» **EXERCISE 1**
Edit the passage about Paul and the search for completeness: give everything from "But for Paul, this" down to "of every fulfilment.", with "completeness" changed to "wholeness" throughout.
» **EXERCISE 2**
List every thing the passage about Paul and completeness names as something we want "enough" of in a life complete from its own resources.
» **EXERCISE 3**
Continue the passage about Paul and the search for completeness, beginning after its final sentence.

» **TEXT SHOWN**
- Opening Delimiter -

What would he say to the searchers of our time? He would begin, I think, by suggesting why our lives are partial and lacking in wholeness. Paradoxically, what makes our lives incomplete is the very effort to be complete, but to be complete within ourselves. We aim for a life that is complete from its own resources, a life that has, within itself, all that it takes to make us fully human: enough skill, enough self-confidence, enough knowledge, enough appreciation of the good things of life; enough love. If we lack some of those, we look to the various therapies to fill the gaps, to confirm us in our inner sufficiency as human beings.
But for Paul, this self-resourcing, self-confirming life is the root of the problem. For him, the goal of completeness within ourselves is self-defeating, because we find our completeness only beyond ourselves. On one level, we understand that very well: we know that we need others to live a properly human life. But we also know that there are dangers down that road; in looking for completion through others, we can end up consuming their lives to fill out our own, like the father who looks to his son for a success he never had, or the romantic lover who makes the loved one into a fantasy of every fulfilment.

- Closing Delimiter -

» **DATA SHOWN**
- Opening Delimiter -

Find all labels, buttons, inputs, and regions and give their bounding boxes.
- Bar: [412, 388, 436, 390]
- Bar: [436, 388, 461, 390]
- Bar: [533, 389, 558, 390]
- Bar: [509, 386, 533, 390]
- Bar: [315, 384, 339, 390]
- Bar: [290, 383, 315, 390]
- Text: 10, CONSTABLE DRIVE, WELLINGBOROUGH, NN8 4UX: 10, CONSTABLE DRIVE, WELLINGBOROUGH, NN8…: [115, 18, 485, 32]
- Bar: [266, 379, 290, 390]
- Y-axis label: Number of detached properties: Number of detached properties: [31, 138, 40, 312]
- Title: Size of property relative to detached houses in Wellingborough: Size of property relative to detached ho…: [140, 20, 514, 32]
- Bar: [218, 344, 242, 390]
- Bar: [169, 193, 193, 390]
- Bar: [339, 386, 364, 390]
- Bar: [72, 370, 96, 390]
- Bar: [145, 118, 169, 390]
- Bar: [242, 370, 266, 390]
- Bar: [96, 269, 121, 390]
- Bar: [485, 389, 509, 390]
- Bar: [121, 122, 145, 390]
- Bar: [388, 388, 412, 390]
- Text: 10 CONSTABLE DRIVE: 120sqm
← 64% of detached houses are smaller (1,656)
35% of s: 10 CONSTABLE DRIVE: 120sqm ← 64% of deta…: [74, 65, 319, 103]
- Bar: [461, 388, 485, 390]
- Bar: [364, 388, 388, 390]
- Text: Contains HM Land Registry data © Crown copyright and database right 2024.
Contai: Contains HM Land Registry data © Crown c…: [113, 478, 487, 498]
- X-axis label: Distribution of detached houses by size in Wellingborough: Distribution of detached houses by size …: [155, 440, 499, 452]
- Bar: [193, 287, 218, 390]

- Closing Delimiter -

» **EXERCISE OUTPUT 1**
But for Paul, this self-resourcing, self-confirming life is the root of the problem. For him, the goal of wholeness within ourselves is self-defeating, because we find our wholeness only beyond ourselves. On one level, we understand that very well: we know that we need others to live a properly human life. But we also know that there are dangers down that road; in looking for completion through others, we can end up consuming their lives to fill out our own, like the father who looks to his son for a success he never had, or the romantic lover who makes the loved one into a fantasy of every fulfilment.

» **EXERCISE OUTPUT 2**
skill, self-confidence, knowledge, appreciation of the good things of life, love

» **EXERCISE OUTPUT 3**
For Paul, the other who completes us, the other whom we cannot exploit or consume, is Jesus Christ. The meaning of Christ’s life is simply and purely that: the giving of what is needed to fulfil the lives of broken, fragmented, incomplete human beings. In a famous passage just before the one that we read this evening, Paul gives an account of Christ that is also an account of salvation. He describes how Jesus, though sharing the nature of God, laid that nature aside, and, in an act that was pure gift, took on the brokenness and limitation of a human life and a human death; how God then raised him to the heights and gave him supreme power over all being.
Notice, though, the way that Paul introduces this account. He says, ‘Let the same mind be in you, that was in Christ’; in other words, think of your salvation in this way, as giving up the claim to self-sufficiency, as self-emptying, as looking beyond your own being, however glorious that may be, to its fulfilment in God.
Well, how do we do it? It would be good to have Paul here to ask. He offers some clues, though they may at first sight seem contradictory. He tells us to ‘work out [our] own salvation with fear and trembling.’ Apparently it is up to us. We should set about doing what he tells the Philippians to do: treat each other with respect, avoid squabbles, look after the interests of others. But that takes us back to salvation as a moral matter; and if we have the power to save ourselves through good actions, then we can live self-sufficient lives without any need of Christ.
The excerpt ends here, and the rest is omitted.